START RAW DATA

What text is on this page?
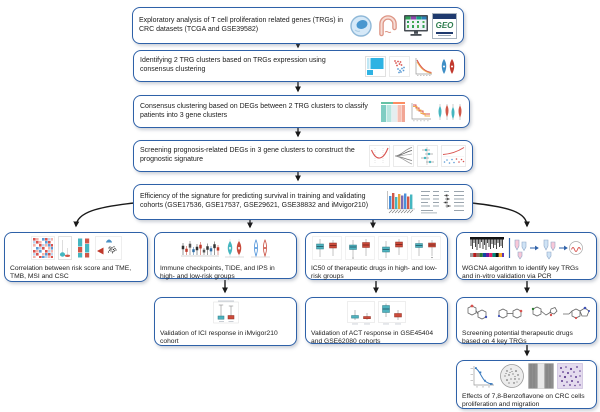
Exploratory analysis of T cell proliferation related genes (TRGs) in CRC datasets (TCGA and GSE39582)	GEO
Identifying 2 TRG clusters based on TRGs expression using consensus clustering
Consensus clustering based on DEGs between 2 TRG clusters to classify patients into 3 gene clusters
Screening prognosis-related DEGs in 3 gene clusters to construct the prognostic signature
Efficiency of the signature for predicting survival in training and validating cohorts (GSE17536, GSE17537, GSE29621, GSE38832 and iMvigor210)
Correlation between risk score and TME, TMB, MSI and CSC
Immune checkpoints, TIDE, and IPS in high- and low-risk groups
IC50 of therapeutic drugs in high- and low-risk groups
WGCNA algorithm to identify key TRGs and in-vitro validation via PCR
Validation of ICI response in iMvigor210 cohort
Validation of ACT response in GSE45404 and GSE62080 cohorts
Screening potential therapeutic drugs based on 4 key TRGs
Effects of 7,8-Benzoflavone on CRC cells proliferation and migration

END RAW DATA
START RAW DATA

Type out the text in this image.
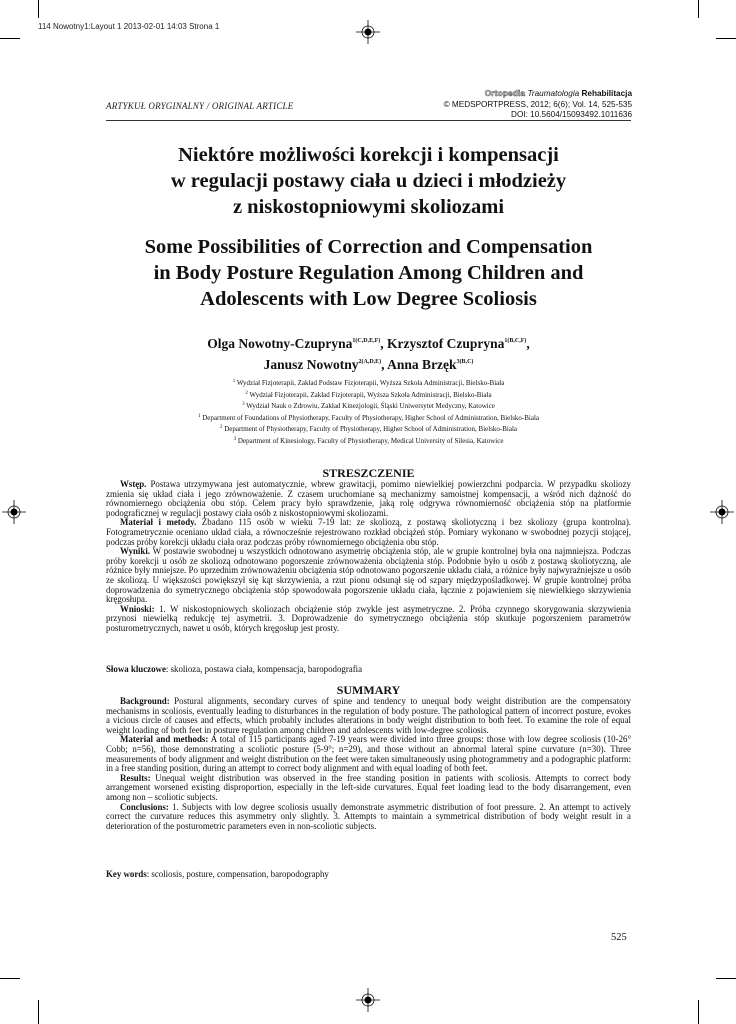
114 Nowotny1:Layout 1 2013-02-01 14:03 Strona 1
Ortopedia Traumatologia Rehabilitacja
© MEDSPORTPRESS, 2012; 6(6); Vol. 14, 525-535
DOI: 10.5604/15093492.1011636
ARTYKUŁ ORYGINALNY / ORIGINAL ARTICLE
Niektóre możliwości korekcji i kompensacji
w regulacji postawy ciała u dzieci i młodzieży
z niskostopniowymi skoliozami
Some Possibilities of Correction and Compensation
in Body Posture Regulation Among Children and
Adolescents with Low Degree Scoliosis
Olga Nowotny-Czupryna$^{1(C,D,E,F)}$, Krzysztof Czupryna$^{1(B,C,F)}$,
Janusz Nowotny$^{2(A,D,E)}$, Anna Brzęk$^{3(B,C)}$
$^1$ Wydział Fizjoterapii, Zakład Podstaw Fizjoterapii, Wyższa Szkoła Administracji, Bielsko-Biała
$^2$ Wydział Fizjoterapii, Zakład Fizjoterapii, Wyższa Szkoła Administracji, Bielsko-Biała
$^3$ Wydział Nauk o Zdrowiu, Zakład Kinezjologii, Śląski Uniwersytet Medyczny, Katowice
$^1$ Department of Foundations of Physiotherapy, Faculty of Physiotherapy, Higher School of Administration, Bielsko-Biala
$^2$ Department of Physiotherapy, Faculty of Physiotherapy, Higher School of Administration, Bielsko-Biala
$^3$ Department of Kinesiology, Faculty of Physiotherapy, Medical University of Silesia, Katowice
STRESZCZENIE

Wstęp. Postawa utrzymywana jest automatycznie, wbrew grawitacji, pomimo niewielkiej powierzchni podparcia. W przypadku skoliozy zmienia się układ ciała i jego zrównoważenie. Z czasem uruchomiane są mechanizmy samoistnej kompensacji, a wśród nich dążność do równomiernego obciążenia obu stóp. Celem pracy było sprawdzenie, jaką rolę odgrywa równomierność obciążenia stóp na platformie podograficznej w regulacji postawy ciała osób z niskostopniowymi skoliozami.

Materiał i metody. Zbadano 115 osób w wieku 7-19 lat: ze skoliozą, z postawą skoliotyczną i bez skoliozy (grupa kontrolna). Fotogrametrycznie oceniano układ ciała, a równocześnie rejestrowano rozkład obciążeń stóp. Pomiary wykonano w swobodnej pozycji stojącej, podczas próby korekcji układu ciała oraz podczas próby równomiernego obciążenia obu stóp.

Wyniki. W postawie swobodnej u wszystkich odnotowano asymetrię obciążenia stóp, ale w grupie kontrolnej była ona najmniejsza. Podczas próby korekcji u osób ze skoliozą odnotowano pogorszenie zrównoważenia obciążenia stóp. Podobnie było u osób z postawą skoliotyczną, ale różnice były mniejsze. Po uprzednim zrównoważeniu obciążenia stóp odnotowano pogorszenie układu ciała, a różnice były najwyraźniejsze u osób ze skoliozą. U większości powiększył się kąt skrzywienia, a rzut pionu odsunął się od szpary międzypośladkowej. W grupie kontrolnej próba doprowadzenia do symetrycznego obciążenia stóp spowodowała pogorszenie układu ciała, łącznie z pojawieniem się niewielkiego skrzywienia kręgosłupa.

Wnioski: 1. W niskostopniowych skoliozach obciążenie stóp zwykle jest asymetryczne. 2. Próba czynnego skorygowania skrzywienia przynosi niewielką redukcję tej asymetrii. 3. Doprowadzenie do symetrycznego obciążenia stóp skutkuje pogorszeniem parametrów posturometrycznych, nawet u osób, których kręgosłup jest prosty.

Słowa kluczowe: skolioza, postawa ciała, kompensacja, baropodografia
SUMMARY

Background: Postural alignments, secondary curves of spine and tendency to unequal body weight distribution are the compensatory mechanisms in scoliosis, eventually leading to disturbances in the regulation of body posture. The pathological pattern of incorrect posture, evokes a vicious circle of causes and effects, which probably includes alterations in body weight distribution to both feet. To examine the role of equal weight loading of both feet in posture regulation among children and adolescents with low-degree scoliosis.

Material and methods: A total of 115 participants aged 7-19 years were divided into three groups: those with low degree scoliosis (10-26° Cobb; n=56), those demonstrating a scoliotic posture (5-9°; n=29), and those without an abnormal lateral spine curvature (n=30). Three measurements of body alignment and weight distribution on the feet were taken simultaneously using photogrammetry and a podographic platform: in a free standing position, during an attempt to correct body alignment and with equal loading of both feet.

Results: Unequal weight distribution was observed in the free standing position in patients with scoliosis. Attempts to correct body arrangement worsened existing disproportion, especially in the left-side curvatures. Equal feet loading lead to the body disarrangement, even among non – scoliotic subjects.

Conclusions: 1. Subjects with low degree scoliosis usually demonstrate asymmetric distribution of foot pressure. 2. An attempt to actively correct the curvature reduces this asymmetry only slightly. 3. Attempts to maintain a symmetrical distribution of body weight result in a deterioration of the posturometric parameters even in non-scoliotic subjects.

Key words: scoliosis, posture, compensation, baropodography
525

END RAW DATA

Read the data above and pull out each line that holds the string "Physiotherapy".

$^1$ Department of Foundations of Physiotherapy, Faculty of Physiotherapy, Higher School of Administration, Bielsko-Biala
$^2$ Department of Physiotherapy, Faculty of Physiotherapy, Higher School of Administration, Bielsko-Biala
$^3$ Department of Kinesiology, Faculty of Physiotherapy, Medical University of Silesia, Katowice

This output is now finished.